* start Input records *

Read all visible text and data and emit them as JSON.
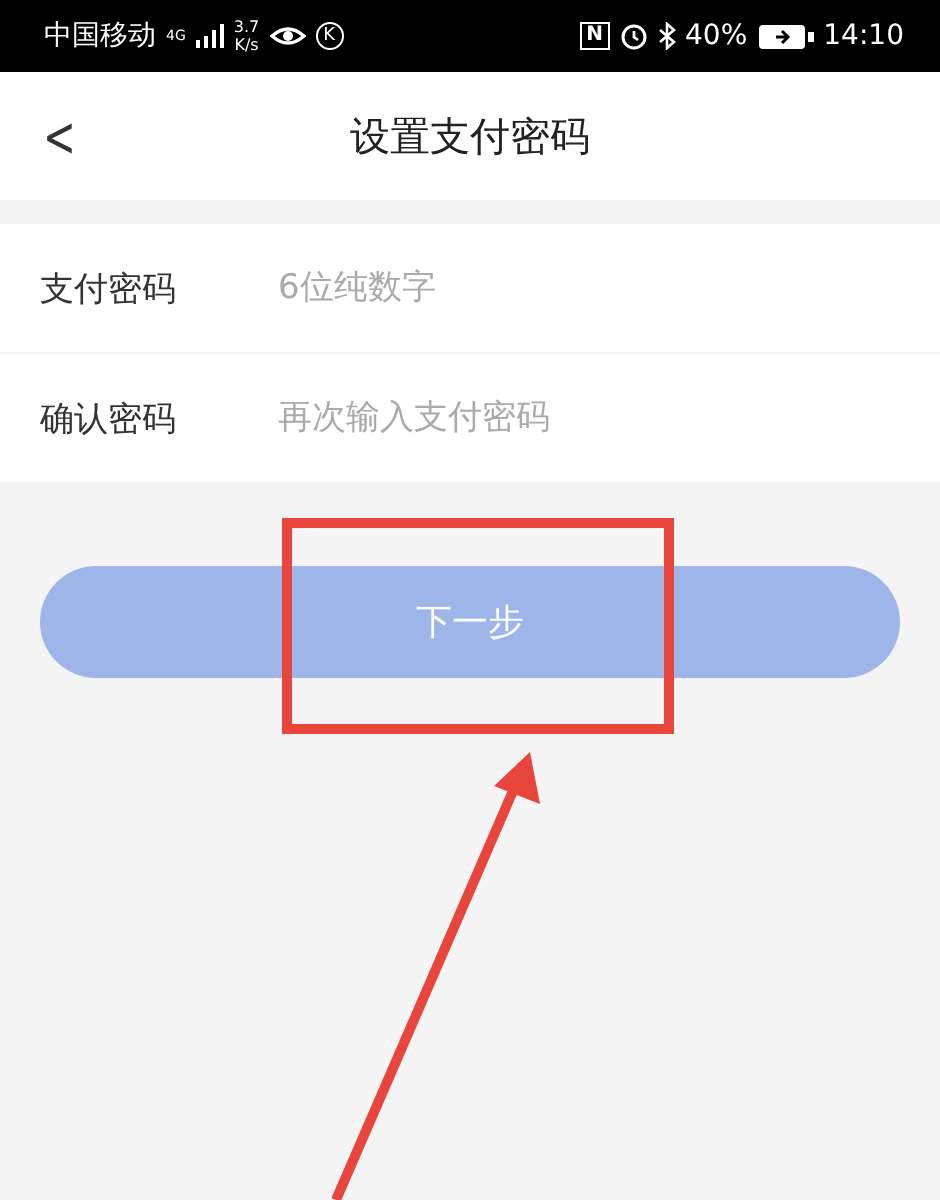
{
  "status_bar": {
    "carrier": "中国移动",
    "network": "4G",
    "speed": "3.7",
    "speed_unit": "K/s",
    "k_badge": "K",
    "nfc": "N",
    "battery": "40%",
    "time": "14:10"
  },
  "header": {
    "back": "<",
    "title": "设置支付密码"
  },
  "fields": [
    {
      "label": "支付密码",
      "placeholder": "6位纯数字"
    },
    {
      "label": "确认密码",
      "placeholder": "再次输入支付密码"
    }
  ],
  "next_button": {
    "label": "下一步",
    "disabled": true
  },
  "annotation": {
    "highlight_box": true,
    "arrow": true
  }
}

* end Input records *
* start Input records *

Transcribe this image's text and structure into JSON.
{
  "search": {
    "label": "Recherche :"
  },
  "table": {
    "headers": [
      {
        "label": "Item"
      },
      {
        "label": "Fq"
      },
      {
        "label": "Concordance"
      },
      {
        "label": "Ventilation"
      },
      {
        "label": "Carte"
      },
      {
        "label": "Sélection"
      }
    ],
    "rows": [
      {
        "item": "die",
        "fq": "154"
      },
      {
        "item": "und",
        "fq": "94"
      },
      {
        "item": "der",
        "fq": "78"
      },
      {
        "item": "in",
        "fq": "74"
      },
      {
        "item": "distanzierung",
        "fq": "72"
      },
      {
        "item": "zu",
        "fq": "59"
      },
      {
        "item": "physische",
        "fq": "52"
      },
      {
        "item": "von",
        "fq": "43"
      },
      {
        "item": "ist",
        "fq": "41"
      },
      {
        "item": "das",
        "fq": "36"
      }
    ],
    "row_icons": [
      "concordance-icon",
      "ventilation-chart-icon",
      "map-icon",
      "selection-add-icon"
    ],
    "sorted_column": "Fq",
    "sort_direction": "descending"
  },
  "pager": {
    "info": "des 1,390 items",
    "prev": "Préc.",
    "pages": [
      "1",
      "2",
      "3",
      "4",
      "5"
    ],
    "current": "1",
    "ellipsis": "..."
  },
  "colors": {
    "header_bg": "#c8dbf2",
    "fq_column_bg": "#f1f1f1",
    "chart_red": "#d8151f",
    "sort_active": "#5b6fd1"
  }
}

* end Input records *

** What you should do **
Identify the lines above with the word "label". Copy them.

** Finished exercise **
      "label": "支付密码",
      "label": "确认密码",
    "label": "下一步",
    "label": "Recherche :"
        "label": "Item"
        "label": "Fq"
        "label": "Concordance"
        "label": "Ventilation"
        "label": "Carte"
        "label": "Sélection"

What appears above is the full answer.